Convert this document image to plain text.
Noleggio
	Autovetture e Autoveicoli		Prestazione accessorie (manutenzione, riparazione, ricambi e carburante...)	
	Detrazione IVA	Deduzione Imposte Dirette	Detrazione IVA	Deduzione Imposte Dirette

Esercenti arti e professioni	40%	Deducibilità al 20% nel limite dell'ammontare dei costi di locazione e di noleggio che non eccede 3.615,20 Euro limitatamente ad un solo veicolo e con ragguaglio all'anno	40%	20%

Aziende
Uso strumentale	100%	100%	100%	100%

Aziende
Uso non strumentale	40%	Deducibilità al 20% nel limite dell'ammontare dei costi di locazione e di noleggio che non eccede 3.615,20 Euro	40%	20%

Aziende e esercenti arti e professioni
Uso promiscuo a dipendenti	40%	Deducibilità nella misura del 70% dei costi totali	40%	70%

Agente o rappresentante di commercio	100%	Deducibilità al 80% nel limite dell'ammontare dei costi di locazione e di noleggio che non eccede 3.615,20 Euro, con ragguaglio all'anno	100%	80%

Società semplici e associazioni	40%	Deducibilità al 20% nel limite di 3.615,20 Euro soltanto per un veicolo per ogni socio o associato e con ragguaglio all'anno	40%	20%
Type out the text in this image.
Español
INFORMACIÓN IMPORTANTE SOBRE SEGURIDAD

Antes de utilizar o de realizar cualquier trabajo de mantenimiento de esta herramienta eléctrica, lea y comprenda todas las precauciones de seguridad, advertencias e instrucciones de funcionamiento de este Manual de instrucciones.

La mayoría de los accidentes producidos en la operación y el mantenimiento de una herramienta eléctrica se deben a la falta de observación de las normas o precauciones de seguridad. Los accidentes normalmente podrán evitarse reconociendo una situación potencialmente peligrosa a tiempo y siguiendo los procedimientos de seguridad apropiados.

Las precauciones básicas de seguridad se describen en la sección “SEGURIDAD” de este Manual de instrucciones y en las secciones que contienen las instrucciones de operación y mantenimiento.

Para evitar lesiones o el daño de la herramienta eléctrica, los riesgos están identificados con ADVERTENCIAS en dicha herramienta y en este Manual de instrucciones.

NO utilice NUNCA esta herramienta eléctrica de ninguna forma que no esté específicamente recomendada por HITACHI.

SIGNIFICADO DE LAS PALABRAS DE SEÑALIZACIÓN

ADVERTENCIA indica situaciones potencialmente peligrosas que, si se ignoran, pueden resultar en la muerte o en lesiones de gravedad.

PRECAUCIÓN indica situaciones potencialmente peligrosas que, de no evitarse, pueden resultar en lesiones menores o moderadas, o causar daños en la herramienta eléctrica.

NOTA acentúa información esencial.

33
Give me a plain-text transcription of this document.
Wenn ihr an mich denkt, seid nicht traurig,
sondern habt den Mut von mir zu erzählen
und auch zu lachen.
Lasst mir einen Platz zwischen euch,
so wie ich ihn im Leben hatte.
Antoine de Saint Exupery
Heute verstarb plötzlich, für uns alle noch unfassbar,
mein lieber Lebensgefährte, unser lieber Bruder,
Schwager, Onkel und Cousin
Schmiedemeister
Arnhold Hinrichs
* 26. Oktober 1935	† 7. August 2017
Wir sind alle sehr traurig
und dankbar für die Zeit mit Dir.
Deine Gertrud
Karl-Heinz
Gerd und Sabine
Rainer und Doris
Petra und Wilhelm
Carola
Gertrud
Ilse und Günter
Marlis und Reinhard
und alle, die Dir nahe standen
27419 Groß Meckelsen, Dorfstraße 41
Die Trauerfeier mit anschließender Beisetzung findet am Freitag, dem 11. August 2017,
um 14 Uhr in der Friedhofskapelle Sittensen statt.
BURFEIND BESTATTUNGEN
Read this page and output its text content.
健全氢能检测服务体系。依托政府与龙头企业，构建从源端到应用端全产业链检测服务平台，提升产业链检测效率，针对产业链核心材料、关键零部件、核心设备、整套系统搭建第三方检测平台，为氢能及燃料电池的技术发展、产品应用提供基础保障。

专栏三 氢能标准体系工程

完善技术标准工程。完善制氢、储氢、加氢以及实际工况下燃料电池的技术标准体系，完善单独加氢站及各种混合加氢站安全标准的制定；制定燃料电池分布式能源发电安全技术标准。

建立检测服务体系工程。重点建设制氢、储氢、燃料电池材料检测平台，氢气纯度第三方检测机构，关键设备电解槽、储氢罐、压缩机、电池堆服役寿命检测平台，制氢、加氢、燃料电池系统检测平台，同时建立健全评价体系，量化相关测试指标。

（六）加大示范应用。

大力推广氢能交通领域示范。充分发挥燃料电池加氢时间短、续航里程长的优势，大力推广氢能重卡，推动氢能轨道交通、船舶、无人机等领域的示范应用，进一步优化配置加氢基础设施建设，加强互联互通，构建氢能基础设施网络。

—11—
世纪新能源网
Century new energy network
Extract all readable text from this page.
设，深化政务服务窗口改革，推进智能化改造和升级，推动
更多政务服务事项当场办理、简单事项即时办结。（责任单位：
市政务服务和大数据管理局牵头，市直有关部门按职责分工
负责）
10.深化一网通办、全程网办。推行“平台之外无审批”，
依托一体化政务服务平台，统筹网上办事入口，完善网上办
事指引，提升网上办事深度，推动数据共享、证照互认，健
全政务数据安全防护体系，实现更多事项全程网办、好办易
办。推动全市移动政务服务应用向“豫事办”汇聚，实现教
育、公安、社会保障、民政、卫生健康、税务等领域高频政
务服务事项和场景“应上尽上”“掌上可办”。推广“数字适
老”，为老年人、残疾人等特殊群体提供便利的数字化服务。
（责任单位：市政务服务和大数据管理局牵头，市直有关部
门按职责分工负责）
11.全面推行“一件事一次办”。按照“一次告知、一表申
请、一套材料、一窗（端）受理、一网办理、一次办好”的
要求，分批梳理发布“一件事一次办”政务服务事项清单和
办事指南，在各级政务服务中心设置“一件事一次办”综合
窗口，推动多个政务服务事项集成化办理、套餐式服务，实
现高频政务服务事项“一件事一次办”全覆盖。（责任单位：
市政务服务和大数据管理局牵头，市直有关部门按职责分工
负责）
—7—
* * * *
**What the task asks:**
From the records above, extract everything verbatim.

**Response:**
Convert this document image to plain text.
Noleggio
	Autovetture e Autoveicoli		Prestazione accessorie (manutenzione, riparazione, ricambi e carburante...)	
	Detrazione IVA	Deduzione Imposte Dirette	Detrazione IVA	Deduzione Imposte Dirette

Esercenti arti e professioni	40%	Deducibilità al 20% nel limite dell'ammontare dei costi di locazione e di noleggio che non eccede 3.615,20 Euro limitatamente ad un solo veicolo e con ragguaglio all'anno	40%	20%

Aziende
Uso strumentale	100%	100%	100%	100%

Aziende
Uso non strumentale	40%	Deducibilità al 20% nel limite dell'ammontare dei costi di locazione e di noleggio che non eccede 3.615,20 Euro	40%	20%

Aziende e esercenti arti e professioni
Uso promiscuo a dipendenti	40%	Deducibilità nella misura del 70% dei costi totali	40%	70%

Agente o rappresentante di commercio	100%	Deducibilità al 80% nel limite dell'ammontare dei costi di locazione e di noleggio che non eccede 3.615,20 Euro, con ragguaglio all'anno	100%	80%

Società semplici e associazioni	40%	Deducibilità al 20% nel limite di 3.615,20 Euro soltanto per un veicolo per ogni socio o associato e con ragguaglio all'anno	40%	20%
Type out the text in this image.
Español
INFORMACIÓN IMPORTANTE SOBRE SEGURIDAD

Antes de utilizar o de realizar cualquier trabajo de mantenimiento de esta herramienta eléctrica, lea y comprenda todas las precauciones de seguridad, advertencias e instrucciones de funcionamiento de este Manual de instrucciones.

La mayoría de los accidentes producidos en la operación y el mantenimiento de una herramienta eléctrica se deben a la falta de observación de las normas o precauciones de seguridad. Los accidentes normalmente podrán evitarse reconociendo una situación potencialmente peligrosa a tiempo y siguiendo los procedimientos de seguridad apropiados.

Las precauciones básicas de seguridad se describen en la sección “SEGURIDAD” de este Manual de instrucciones y en las secciones que contienen las instrucciones de operación y mantenimiento.

Para evitar lesiones o el daño de la herramienta eléctrica, los riesgos están identificados con ADVERTENCIAS en dicha herramienta y en este Manual de instrucciones.

NO utilice NUNCA esta herramienta eléctrica de ninguna forma que no esté específicamente recomendada por HITACHI.

SIGNIFICADO DE LAS PALABRAS DE SEÑALIZACIÓN

ADVERTENCIA indica situaciones potencialmente peligrosas que, si se ignoran, pueden resultar en la muerte o en lesiones de gravedad.

PRECAUCIÓN indica situaciones potencialmente peligrosas que, de no evitarse, pueden resultar en lesiones menores o moderadas, o causar daños en la herramienta eléctrica.

NOTA acentúa información esencial.

33
Give me a plain-text transcription of this document.
Wenn ihr an mich denkt, seid nicht traurig,
sondern habt den Mut von mir zu erzählen
und auch zu lachen.
Lasst mir einen Platz zwischen euch,
so wie ich ihn im Leben hatte.
Antoine de Saint Exupery
Heute verstarb plötzlich, für uns alle noch unfassbar,
mein lieber Lebensgefährte, unser lieber Bruder,
Schwager, Onkel und Cousin
Schmiedemeister
Arnhold Hinrichs
* 26. Oktober 1935	† 7. August 2017
Wir sind alle sehr traurig
und dankbar für die Zeit mit Dir.
Deine Gertrud
Karl-Heinz
Gerd und Sabine
Rainer und Doris
Petra und Wilhelm
Carola
Gertrud
Ilse und Günter
Marlis und Reinhard
und alle, die Dir nahe standen
27419 Groß Meckelsen, Dorfstraße 41
Die Trauerfeier mit anschließender Beisetzung findet am Freitag, dem 11. August 2017,
um 14 Uhr in der Friedhofskapelle Sittensen statt.
BURFEIND BESTATTUNGEN
Read this page and output its text content.
健全氢能检测服务体系。依托政府与龙头企业，构建从源端到应用端全产业链检测服务平台，提升产业链检测效率，针对产业链核心材料、关键零部件、核心设备、整套系统搭建第三方检测平台，为氢能及燃料电池的技术发展、产品应用提供基础保障。

专栏三 氢能标准体系工程

完善技术标准工程。完善制氢、储氢、加氢以及实际工况下燃料电池的技术标准体系，完善单独加氢站及各种混合加氢站安全标准的制定；制定燃料电池分布式能源发电安全技术标准。

建立检测服务体系工程。重点建设制氢、储氢、燃料电池材料检测平台，氢气纯度第三方检测机构，关键设备电解槽、储氢罐、压缩机、电池堆服役寿命检测平台，制氢、加氢、燃料电池系统检测平台，同时建立健全评价体系，量化相关测试指标。

（六）加大示范应用。

大力推广氢能交通领域示范。充分发挥燃料电池加氢时间短、续航里程长的优势，大力推广氢能重卡，推动氢能轨道交通、船舶、无人机等领域的示范应用，进一步优化配置加氢基础设施建设，加强互联互通，构建氢能基础设施网络。

—11—
世纪新能源网
Century new energy network
Extract all readable text from this page.
设，深化政务服务窗口改革，推进智能化改造和升级，推动
更多政务服务事项当场办理、简单事项即时办结。（责任单位：
市政务服务和大数据管理局牵头，市直有关部门按职责分工
负责）
10.深化一网通办、全程网办。推行“平台之外无审批”，
依托一体化政务服务平台，统筹网上办事入口，完善网上办
事指引，提升网上办事深度，推动数据共享、证照互认，健
全政务数据安全防护体系，实现更多事项全程网办、好办易
办。推动全市移动政务服务应用向“豫事办”汇聚，实现教
育、公安、社会保障、民政、卫生健康、税务等领域高频政
务服务事项和场景“应上尽上”“掌上可办”。推广“数字适
老”，为老年人、残疾人等特殊群体提供便利的数字化服务。
（责任单位：市政务服务和大数据管理局牵头，市直有关部
门按职责分工负责）
11.全面推行“一件事一次办”。按照“一次告知、一表申
请、一套材料、一窗（端）受理、一网办理、一次办好”的
要求，分批梳理发布“一件事一次办”政务服务事项清单和
办事指南，在各级政务服务中心设置“一件事一次办”综合
窗口，推动多个政务服务事项集成化办理、套餐式服务，实
现高频政务服务事项“一件事一次办”全覆盖。（责任单位：
市政务服务和大数据管理局牵头，市直有关部门按职责分工
负责）
—7—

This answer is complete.